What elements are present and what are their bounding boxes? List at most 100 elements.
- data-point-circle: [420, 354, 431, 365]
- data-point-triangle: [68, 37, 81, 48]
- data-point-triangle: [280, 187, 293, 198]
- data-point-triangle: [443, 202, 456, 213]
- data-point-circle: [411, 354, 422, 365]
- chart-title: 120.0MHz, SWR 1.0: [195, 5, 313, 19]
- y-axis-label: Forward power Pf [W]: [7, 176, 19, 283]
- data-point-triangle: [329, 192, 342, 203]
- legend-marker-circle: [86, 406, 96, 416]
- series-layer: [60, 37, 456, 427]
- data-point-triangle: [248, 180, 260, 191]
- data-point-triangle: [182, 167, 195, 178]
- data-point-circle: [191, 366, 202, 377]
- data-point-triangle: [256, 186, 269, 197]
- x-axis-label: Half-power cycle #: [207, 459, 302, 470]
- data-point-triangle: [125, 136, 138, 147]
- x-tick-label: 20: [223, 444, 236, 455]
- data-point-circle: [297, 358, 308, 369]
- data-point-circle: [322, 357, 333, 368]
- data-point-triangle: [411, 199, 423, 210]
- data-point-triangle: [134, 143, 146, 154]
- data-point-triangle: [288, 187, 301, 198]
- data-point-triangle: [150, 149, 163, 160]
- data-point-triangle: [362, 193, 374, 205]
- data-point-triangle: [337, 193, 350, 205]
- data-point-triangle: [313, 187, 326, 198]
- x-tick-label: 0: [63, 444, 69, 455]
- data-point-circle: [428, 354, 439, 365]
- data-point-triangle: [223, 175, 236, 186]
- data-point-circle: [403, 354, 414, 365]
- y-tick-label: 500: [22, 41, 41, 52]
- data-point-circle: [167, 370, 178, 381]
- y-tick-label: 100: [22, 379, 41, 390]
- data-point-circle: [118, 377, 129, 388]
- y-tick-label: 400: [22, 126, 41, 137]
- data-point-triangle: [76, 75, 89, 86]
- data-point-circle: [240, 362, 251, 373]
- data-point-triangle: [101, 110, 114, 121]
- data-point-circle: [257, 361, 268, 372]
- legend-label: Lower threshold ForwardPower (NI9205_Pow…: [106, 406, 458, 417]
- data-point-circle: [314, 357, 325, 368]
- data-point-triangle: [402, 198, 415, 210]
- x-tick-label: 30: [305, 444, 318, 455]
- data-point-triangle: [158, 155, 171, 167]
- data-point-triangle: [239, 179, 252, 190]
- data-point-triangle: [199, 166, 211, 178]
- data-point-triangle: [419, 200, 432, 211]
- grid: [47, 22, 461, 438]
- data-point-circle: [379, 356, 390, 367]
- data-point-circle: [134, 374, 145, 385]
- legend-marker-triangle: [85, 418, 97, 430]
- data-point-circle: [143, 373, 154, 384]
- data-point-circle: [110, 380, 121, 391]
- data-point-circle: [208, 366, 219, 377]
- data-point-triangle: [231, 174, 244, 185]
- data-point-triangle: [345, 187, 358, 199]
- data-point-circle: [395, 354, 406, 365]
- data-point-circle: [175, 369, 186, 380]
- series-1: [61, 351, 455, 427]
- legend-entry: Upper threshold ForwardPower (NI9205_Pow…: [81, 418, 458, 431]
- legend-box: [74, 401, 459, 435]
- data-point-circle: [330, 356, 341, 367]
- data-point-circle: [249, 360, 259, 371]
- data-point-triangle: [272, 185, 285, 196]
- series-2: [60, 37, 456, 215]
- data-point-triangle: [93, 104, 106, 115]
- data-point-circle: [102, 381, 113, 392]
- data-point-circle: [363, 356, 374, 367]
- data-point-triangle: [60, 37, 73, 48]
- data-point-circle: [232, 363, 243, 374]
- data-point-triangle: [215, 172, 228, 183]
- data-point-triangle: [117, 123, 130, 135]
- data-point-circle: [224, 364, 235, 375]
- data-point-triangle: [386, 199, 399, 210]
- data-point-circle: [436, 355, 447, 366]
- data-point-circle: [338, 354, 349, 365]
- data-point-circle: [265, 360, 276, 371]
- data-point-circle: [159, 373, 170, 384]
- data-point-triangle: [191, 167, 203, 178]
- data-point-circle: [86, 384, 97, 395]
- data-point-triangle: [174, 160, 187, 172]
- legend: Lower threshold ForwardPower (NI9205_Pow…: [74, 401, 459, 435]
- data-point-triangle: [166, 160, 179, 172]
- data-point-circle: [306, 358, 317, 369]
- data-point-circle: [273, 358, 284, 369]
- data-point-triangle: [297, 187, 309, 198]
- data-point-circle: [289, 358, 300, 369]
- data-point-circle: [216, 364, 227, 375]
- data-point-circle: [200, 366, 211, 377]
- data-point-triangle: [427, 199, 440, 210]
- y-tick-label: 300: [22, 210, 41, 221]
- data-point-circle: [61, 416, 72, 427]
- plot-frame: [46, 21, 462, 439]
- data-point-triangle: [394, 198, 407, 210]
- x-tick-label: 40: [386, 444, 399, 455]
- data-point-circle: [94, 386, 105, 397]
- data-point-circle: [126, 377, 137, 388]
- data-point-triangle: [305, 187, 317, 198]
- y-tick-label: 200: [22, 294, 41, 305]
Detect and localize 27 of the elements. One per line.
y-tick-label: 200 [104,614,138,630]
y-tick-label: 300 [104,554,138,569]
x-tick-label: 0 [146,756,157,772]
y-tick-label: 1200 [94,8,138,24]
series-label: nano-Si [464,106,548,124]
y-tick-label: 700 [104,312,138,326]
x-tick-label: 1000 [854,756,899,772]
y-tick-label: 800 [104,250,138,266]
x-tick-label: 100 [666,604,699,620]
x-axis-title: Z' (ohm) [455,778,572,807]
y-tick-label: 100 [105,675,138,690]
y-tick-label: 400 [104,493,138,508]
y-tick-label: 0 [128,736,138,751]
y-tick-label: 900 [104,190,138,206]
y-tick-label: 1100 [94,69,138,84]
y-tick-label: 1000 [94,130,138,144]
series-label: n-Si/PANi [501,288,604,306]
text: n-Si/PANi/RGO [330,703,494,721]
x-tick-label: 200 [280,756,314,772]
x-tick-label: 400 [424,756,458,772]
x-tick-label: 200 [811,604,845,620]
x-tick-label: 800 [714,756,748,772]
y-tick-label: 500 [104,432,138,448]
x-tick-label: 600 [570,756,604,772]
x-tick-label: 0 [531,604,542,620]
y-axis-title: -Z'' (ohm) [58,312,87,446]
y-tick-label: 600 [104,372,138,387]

=-=-=

▶ Exercise instructions: Copy the listing above word for word, line by line.

▶ Result for this task:
What elements are present and what are their bounding boxes? List at most 100 elements.
- data-point-circle: [420, 354, 431, 365]
- data-point-triangle: [68, 37, 81, 48]
- data-point-triangle: [280, 187, 293, 198]
- data-point-triangle: [443, 202, 456, 213]
- data-point-circle: [411, 354, 422, 365]
- chart-title: 120.0MHz, SWR 1.0: [195, 5, 313, 19]
- y-axis-label: Forward power Pf [W]: [7, 176, 19, 283]
- data-point-triangle: [329, 192, 342, 203]
- legend-marker-circle: [86, 406, 96, 416]
- series-layer: [60, 37, 456, 427]
- data-point-triangle: [248, 180, 260, 191]
- data-point-triangle: [182, 167, 195, 178]
- data-point-circle: [191, 366, 202, 377]
- data-point-triangle: [256, 186, 269, 197]
- x-axis-label: Half-power cycle #: [207, 459, 302, 470]
- data-point-triangle: [125, 136, 138, 147]
- x-tick-label: 20: [223, 444, 236, 455]
- data-point-circle: [297, 358, 308, 369]
- data-point-circle: [322, 357, 333, 368]
- data-point-triangle: [411, 199, 423, 210]
- data-point-triangle: [134, 143, 146, 154]
- data-point-triangle: [288, 187, 301, 198]
- data-point-triangle: [150, 149, 163, 160]
- data-point-triangle: [362, 193, 374, 205]
- data-point-triangle: [337, 193, 350, 205]
- data-point-triangle: [313, 187, 326, 198]
- x-tick-label: 0: [63, 444, 69, 455]
- data-point-circle: [428, 354, 439, 365]
- data-point-triangle: [223, 175, 236, 186]
- data-point-circle: [403, 354, 414, 365]
- y-tick-label: 500: [22, 41, 41, 52]
- data-point-circle: [167, 370, 178, 381]
- y-tick-label: 100: [22, 379, 41, 390]
- data-point-circle: [118, 377, 129, 388]
- y-tick-label: 400: [22, 126, 41, 137]
- data-point-triangle: [76, 75, 89, 86]
- data-point-circle: [240, 362, 251, 373]
- data-point-triangle: [101, 110, 114, 121]
- data-point-circle: [257, 361, 268, 372]
- legend-label: Lower threshold ForwardPower (NI9205_Pow…: [106, 406, 458, 417]
- data-point-circle: [314, 357, 325, 368]
- data-point-triangle: [402, 198, 415, 210]
- x-tick-label: 30: [305, 444, 318, 455]
- data-point-triangle: [158, 155, 171, 167]
- data-point-triangle: [239, 179, 252, 190]
- data-point-triangle: [199, 166, 211, 178]
- data-point-triangle: [419, 200, 432, 211]
- grid: [47, 22, 461, 438]
- data-point-circle: [379, 356, 390, 367]
- data-point-circle: [134, 374, 145, 385]
- legend-marker-triangle: [85, 418, 97, 430]
- data-point-circle: [143, 373, 154, 384]
- data-point-circle: [110, 380, 121, 391]
- data-point-circle: [208, 366, 219, 377]
- data-point-triangle: [231, 174, 244, 185]
- data-point-triangle: [345, 187, 358, 199]
- data-point-circle: [395, 354, 406, 365]
- data-point-circle: [175, 369, 186, 380]
- series-1: [61, 351, 455, 427]
- legend-entry: Upper threshold ForwardPower (NI9205_Pow…: [81, 418, 458, 431]
- legend-box: [74, 401, 459, 435]
- data-point-circle: [330, 356, 341, 367]
- data-point-circle: [249, 360, 259, 371]
- data-point-triangle: [272, 185, 285, 196]
- series-2: [60, 37, 456, 215]
- data-point-triangle: [93, 104, 106, 115]
- data-point-circle: [102, 381, 113, 392]
- data-point-circle: [363, 356, 374, 367]
- data-point-triangle: [60, 37, 73, 48]
- data-point-circle: [232, 363, 243, 374]
- data-point-triangle: [215, 172, 228, 183]
- data-point-triangle: [117, 123, 130, 135]
- data-point-circle: [224, 364, 235, 375]
- data-point-triangle: [386, 199, 399, 210]
- data-point-circle: [436, 355, 447, 366]
- data-point-circle: [338, 354, 349, 365]
- data-point-circle: [265, 360, 276, 371]
- data-point-circle: [159, 373, 170, 384]
- data-point-triangle: [191, 167, 203, 178]
- data-point-circle: [86, 384, 97, 395]
- data-point-triangle: [174, 160, 187, 172]
- legend: Lower threshold ForwardPower (NI9205_Pow…: [74, 401, 459, 435]
- data-point-triangle: [166, 160, 179, 172]
- data-point-circle: [306, 358, 317, 369]
- data-point-circle: [273, 358, 284, 369]
- data-point-triangle: [297, 187, 309, 198]
- data-point-circle: [289, 358, 300, 369]
- data-point-circle: [216, 364, 227, 375]
- data-point-circle: [200, 366, 211, 377]
- data-point-triangle: [427, 199, 440, 210]
- y-tick-label: 300: [22, 210, 41, 221]
- data-point-circle: [61, 416, 72, 427]
- plot-frame: [46, 21, 462, 439]
- data-point-triangle: [394, 198, 407, 210]
- x-tick-label: 40: [386, 444, 399, 455]
- data-point-circle: [94, 386, 105, 397]
- data-point-circle: [126, 377, 137, 388]
- data-point-triangle: [305, 187, 317, 198]
- y-tick-label: 200: [22, 294, 41, 305]
Detect and localize 27 of the elements. One per line.
y-tick-label: 200 [104,614,138,630]
y-tick-label: 300 [104,554,138,569]
x-tick-label: 0 [146,756,157,772]
y-tick-label: 1200 [94,8,138,24]
series-label: nano-Si [464,106,548,124]
y-tick-label: 700 [104,312,138,326]
x-tick-label: 1000 [854,756,899,772]
y-tick-label: 800 [104,250,138,266]
x-tick-label: 100 [666,604,699,620]
x-axis-title: Z' (ohm) [455,778,572,807]
y-tick-label: 100 [105,675,138,690]
y-tick-label: 400 [104,493,138,508]
y-tick-label: 0 [128,736,138,751]
y-tick-label: 900 [104,190,138,206]
y-tick-label: 1100 [94,69,138,84]
y-tick-label: 1000 [94,130,138,144]
series-label: n-Si/PANi [501,288,604,306]
text: n-Si/PANi/RGO [330,703,494,721]
x-tick-label: 200 [280,756,314,772]
x-tick-label: 400 [424,756,458,772]
x-tick-label: 200 [811,604,845,620]
x-tick-label: 800 [714,756,748,772]
y-tick-label: 500 [104,432,138,448]
x-tick-label: 600 [570,756,604,772]
x-tick-label: 0 [531,604,542,620]
y-axis-title: -Z'' (ohm) [58,312,87,446]
y-tick-label: 600 [104,372,138,387]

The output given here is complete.